• _Written problem_
Exactly reproduce each line of the listing that follows.

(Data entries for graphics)

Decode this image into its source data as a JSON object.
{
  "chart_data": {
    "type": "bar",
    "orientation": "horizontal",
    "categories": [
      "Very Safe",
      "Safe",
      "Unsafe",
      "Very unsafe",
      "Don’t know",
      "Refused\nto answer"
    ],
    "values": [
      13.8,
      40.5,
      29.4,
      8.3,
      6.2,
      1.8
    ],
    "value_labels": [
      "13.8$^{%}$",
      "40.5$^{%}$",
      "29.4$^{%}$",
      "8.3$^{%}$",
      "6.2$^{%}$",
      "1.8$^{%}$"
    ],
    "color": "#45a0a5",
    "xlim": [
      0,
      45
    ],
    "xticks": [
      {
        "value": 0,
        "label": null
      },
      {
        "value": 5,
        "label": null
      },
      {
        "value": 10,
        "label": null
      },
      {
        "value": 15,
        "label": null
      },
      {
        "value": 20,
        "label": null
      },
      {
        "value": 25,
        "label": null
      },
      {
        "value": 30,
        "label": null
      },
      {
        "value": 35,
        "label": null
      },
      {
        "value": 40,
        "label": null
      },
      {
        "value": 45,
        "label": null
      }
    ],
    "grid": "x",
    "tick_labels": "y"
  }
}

• _Task solution_
Decode this image into its source data as a JSON object.
{
  "chart_data": {
    "type": "bar",
    "orientation": "horizontal",
    "categories": [
      "Very Safe",
      "Safe",
      "Unsafe",
      "Very unsafe",
      "Don’t know",
      "Refused\nto answer"
    ],
    "values": [
      13.8,
      40.5,
      29.4,
      8.3,
      6.2,
      1.8
    ],
    "value_labels": [
      "13.8$^{%}$",
      "40.5$^{%}$",
      "29.4$^{%}$",
      "8.3$^{%}$",
      "6.2$^{%}$",
      "1.8$^{%}$"
    ],
    "color": "#45a0a5",
    "xlim": [
      0,
      45
    ],
    "xticks": [
      {
        "value": 0,
        "label": null
      },
      {
        "value": 5,
        "label": null
      },
      {
        "value": 10,
        "label": null
      },
      {
        "value": 15,
        "label": null
      },
      {
        "value": 20,
        "label": null
      },
      {
        "value": 25,
        "label": null
      },
      {
        "value": 30,
        "label": null
      },
      {
        "value": 35,
        "label": null
      },
      {
        "value": 40,
        "label": null
      },
      {
        "value": 45,
        "label": null
      }
    ],
    "grid": "x",
    "tick_labels": "y"
  }
}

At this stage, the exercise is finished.